-- Start Provided passage --
This novel technique of exploiting power slacks to power on-chip communications is referred as exploiting power slack (EPS) in this paper. EPS is a vast departure from the existing popular low-power design techniques,especially in the category of dynamic power management, where power saving is achieved by squeezing out unnecessary consumption. In other words, EPS recycles the wasted energy in current many-core systems to improve the energy efficiency, and as a result, it helps reduce the energy needed from the external power sources. EPS is complementary to modern power management approaches.

Fig. 1. Power slacks of a solar-powered many-core system.

Fig. 2. Routing path based on power slacks, with the highest accumulated energy recovered from the power slacks to minimize the need of extra energy from external power rail.

EPS consists of two major aspects. First, the power slack needs to get distributed among all the tiles and be stored locally. Another aspect concerns the actual data communications. In an EPS-enabled many-core system, the optimal routing path is determined as the one where the total energy stored in all the nodes on the path is the highest and this optimal path is selected using a dynamic programming network (DPN)[6]. The main contributions of this paper thus can be summarized as follows:

1) EPS is the first work known to recycle energy wasted in the existing many-core systems. Since the actual energy needed to route the packets has been minimized, the energy efficiency can be improved.
-- End Provided passage --
## Tasks to carry out
a) Translate the sentence "EPS is complementary to modern power management approaches." from the power slack passage into Spanish.
b) From the entries below, return verbatim every line between the line containing "drought-swatch — [714, 459, 729, 474]" and the line containing "svg-text:USDA: USDA — [9, 8, 67, 33]", inclusive.
-- Start Dataset records --
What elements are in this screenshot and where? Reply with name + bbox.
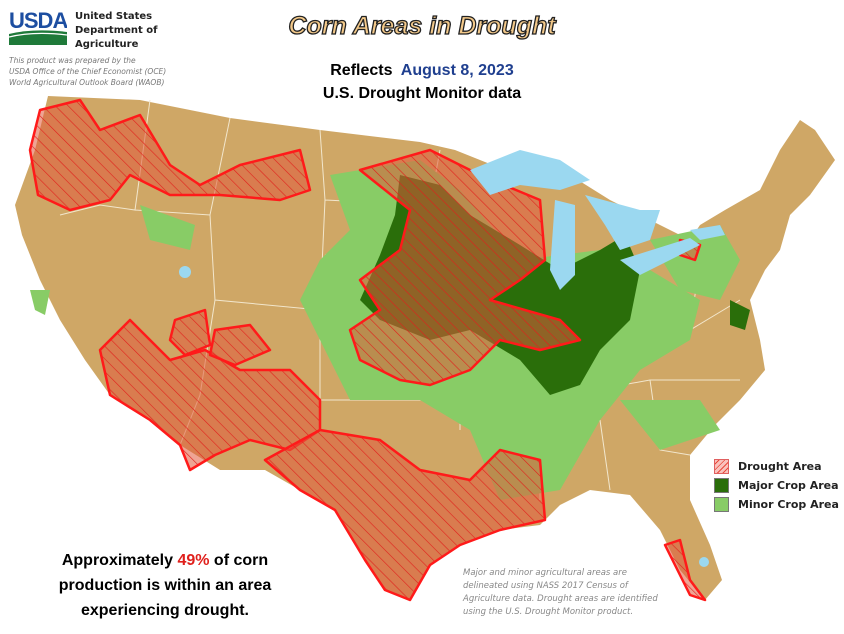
drought-swatch — [714, 459, 729, 474]
lake-michigan — [550, 200, 575, 290]
lake-erie — [620, 238, 700, 275]
date: August 8, 2023 — [400, 62, 514, 79]
agency-name: United States Department of Agriculture — [75, 10, 158, 52]
legend-minor: Minor Crop Area — [714, 495, 839, 514]
lake-superior — [470, 150, 590, 195]
major-swatch — [714, 478, 729, 493]
stat-line: production is within an area — [58, 577, 272, 594]
minor-swatch — [714, 497, 729, 512]
legend-major: Major Crop Area — [714, 476, 839, 495]
legend-drought: Drought Area — [714, 457, 839, 476]
usda-logo: USDA — [9, 8, 67, 45]
subtitle-date: Reflects August 8, 2023 — [0, 62, 844, 80]
stat-prefix: Approximately — [61, 552, 173, 569]
footnote: Major and minor agricultural areas are d… — [463, 568, 658, 617]
great-salt-lake — [179, 266, 191, 278]
prepared-note: This product was prepared by the USDA Of… — [9, 55, 166, 88]
drought-areas — [28, 98, 707, 602]
stat-suffix: of corn — [213, 552, 269, 569]
drought-statement: Approximately 49% of corn production is … — [30, 548, 300, 623]
note-line: World Agricultural Outlook Board (WAOB) — [9, 78, 165, 87]
lake-huron — [585, 195, 660, 250]
legend: Drought Area Major Crop Area Minor Crop … — [714, 457, 839, 514]
svg-text:USDA: USDA — [9, 8, 67, 33]
map-title: Corn Areas in Drought — [288, 11, 556, 40]
lake-okeechobee — [699, 557, 709, 567]
water-bodies — [179, 150, 725, 567]
drought-percent: 49% — [177, 552, 210, 569]
legend-label: Drought Area — [738, 460, 822, 473]
legend-label: Major Crop Area — [738, 479, 839, 492]
note-line: This product was prepared by the — [9, 56, 136, 65]
stat-line: experiencing drought. — [80, 602, 249, 619]
lake-ontario — [690, 225, 725, 240]
subtitle-source: U.S. Drought Monitor data — [322, 85, 522, 102]
agency-line: Agriculture — [75, 39, 139, 50]
agency-line: Department of — [75, 25, 158, 36]
reflects-label: Reflects — [330, 62, 393, 79]
note-line: USDA Office of the Chief Economist (OCE) — [9, 67, 167, 76]
agency-line: United States — [75, 11, 153, 22]
legend-label: Minor Crop Area — [738, 498, 839, 511]
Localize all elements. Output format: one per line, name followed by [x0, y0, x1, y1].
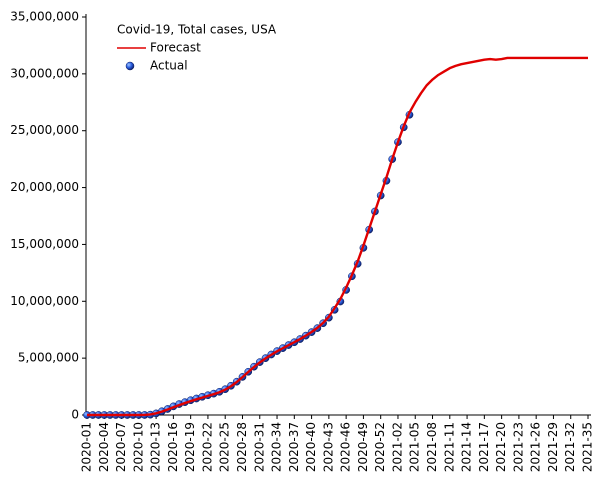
x-tick-label: 2020-04	[97, 422, 111, 472]
x-tick-label: 2021-11	[442, 422, 456, 472]
y-tick-label: 5,000,000	[18, 351, 79, 365]
x-tick-label: 2021-23	[511, 422, 525, 472]
x-tick-label: 2020-31	[252, 422, 266, 472]
x-tick-label: 2021-35	[581, 422, 595, 472]
y-tick-label: 30,000,000	[10, 66, 79, 80]
y-tick-label: 25,000,000	[10, 123, 79, 137]
x-tick-label: 2021-14	[460, 422, 474, 472]
y-tick-label: 15,000,000	[10, 237, 79, 251]
y-tick-label: 35,000,000	[10, 10, 79, 24]
x-tick-label: 2020-16	[166, 422, 180, 472]
y-tick-label: 20,000,000	[10, 180, 79, 194]
x-tick-label: 2021-29	[546, 422, 560, 472]
x-tick-label: 2020-22	[200, 422, 214, 472]
x-tick-label: 2021-05	[408, 422, 422, 472]
forecast-line	[87, 56, 588, 417]
x-tick-label: 2020-52	[373, 422, 387, 472]
x-tick-label: 2020-49	[356, 422, 370, 472]
x-tick-label: 2021-32	[563, 422, 577, 472]
legend-title: Covid-19, Total cases, USA	[117, 23, 277, 37]
x-tick-label: 2020-46	[339, 422, 353, 472]
x-tick-label: 2020-43	[321, 422, 335, 472]
x-tick-label: 2021-20	[494, 422, 508, 472]
x-tick-label: 2020-25	[218, 422, 232, 472]
x-tick-label: 2020-10	[131, 422, 145, 472]
x-tick-label: 2020-01	[80, 422, 94, 472]
x-tick-label: 2020-13	[149, 422, 163, 472]
y-tick-label: 10,000,000	[10, 294, 79, 308]
x-tick-label: 2020-40	[304, 422, 318, 472]
x-tick-label: 2020-34	[270, 422, 284, 472]
x-tick-label: 2021-08	[425, 422, 439, 472]
x-tick-label: 2020-37	[287, 422, 301, 472]
x-tick-label: 2021-26	[529, 422, 543, 472]
legend-label: Actual	[150, 59, 188, 73]
x-tick-label: 2021-02	[390, 422, 404, 472]
legend-label: Forecast	[150, 41, 201, 55]
x-tick-label: 2020-19	[183, 422, 197, 472]
legend-marker	[125, 61, 135, 71]
y-tick-label: 0	[71, 408, 79, 422]
x-tick-label: 2021-17	[477, 422, 491, 472]
x-tick-label: 2020-07	[114, 422, 128, 472]
x-tick-label: 2020-28	[235, 422, 249, 472]
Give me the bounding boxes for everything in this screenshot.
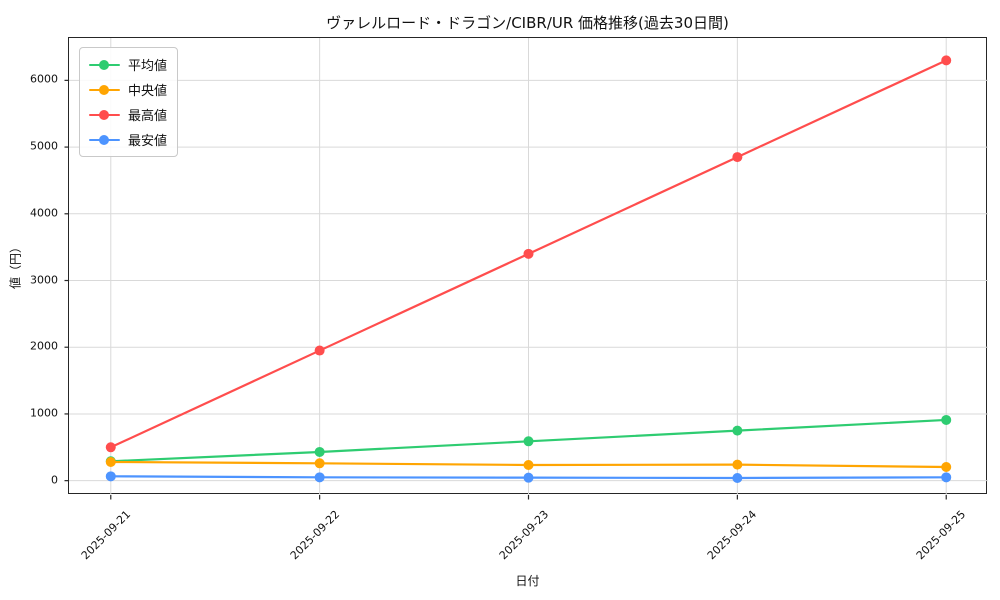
y-tick-label: 6000: [30, 72, 58, 86]
y-tick-label: 2000: [30, 339, 58, 353]
data-point: [523, 472, 534, 483]
data-point: [732, 472, 743, 483]
data-point: [732, 152, 743, 163]
legend-item: 平均値: [89, 55, 167, 74]
legend-line-marker-icon: [89, 134, 120, 145]
legend: 平均値中央値最高値最安値: [79, 47, 179, 157]
data-point: [732, 425, 743, 436]
y-tick-label: 1000: [30, 406, 58, 420]
data-point: [314, 472, 325, 483]
data-point: [732, 459, 743, 470]
legend-item: 中央値: [89, 80, 167, 99]
data-point: [105, 442, 116, 453]
legend-line-marker-icon: [89, 59, 120, 70]
y-tick-label: 4000: [30, 206, 58, 220]
x-tick-label: 2025-09-25: [914, 507, 969, 563]
chart-title: ヴァレルロード・ドラゴン/CIBR/UR 価格推移(過去30日間): [326, 14, 729, 32]
legend-item: 最高値: [89, 105, 167, 124]
x-tick-label: 2025-09-22: [287, 507, 342, 563]
data-point: [523, 248, 534, 259]
legend-line-marker-icon: [89, 109, 120, 120]
legend-item: 最安値: [89, 130, 167, 149]
data-point: [314, 458, 325, 469]
data-point: [105, 456, 116, 467]
legend-label: 平均値: [128, 59, 168, 74]
data-point: [941, 461, 952, 472]
data-point: [523, 436, 534, 447]
legend-line-marker-icon: [89, 84, 120, 95]
data-point: [314, 446, 325, 457]
data-point: [941, 55, 952, 66]
legend-label: 最高値: [128, 109, 168, 124]
x-tick-label: 2025-09-24: [705, 507, 760, 563]
y-tick-label: 5000: [30, 139, 58, 153]
data-point: [941, 472, 952, 483]
plot-area: 平均値中央値最高値最安値: [64, 37, 988, 500]
x-tick-label: 2025-09-21: [78, 507, 133, 563]
legend-label: 中央値: [128, 84, 168, 99]
data-point: [523, 459, 534, 470]
y-tick-label: 0: [51, 473, 58, 487]
y-axis-tick-labels: 0 1000 2000 3000 4000 5000 6000: [0, 37, 61, 494]
y-tick-label: 3000: [30, 273, 58, 286]
data-point: [105, 471, 116, 482]
data-point: [314, 345, 325, 356]
plot-canvas: [64, 38, 988, 500]
data-point: [941, 414, 952, 425]
legend-label: 最安値: [128, 134, 168, 149]
x-tick-label: 2025-09-23: [496, 507, 551, 563]
x-axis-title: 日付: [515, 574, 540, 588]
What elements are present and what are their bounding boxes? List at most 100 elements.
-- End Dataset records --
## Results
a) EPS es complementario a los enfoques modernos de gestión de energía.

b)
drought-swatch — [714, 459, 729, 474]
lake-michigan — [550, 200, 575, 290]
lake-erie — [620, 238, 700, 275]
date: August 8, 2023 — [400, 62, 514, 79]
agency-name: United States Department of Agriculture — [75, 10, 158, 52]
legend-minor: Minor Crop Area — [714, 495, 839, 514]
lake-superior — [470, 150, 590, 195]
major-swatch — [714, 478, 729, 493]
stat-line: production is within an area — [58, 577, 272, 594]
minor-swatch — [714, 497, 729, 512]
legend-major: Major Crop Area — [714, 476, 839, 495]
legend-drought: Drought Area — [714, 457, 839, 476]
usda-logo: USDA — [9, 8, 67, 45]
subtitle-date: Reflects August 8, 2023 — [0, 62, 844, 80]
stat-prefix: Approximately — [61, 552, 173, 569]
footnote: Major and minor agricultural areas are d… — [463, 568, 658, 617]
great-salt-lake — [179, 266, 191, 278]
prepared-note: This product was prepared by the USDA Of… — [9, 55, 166, 88]
drought-areas — [28, 98, 707, 602]
stat-suffix: of corn — [213, 552, 269, 569]
drought-statement: Approximately 49% of corn production is … — [30, 548, 300, 623]
note-line: World Agricultural Outlook Board (WAOB) — [9, 78, 165, 87]
lake-huron — [585, 195, 660, 250]
legend: Drought Area Major Crop Area Minor Crop … — [714, 457, 839, 514]
svg-text:USDA: USDA — [9, 8, 67, 33]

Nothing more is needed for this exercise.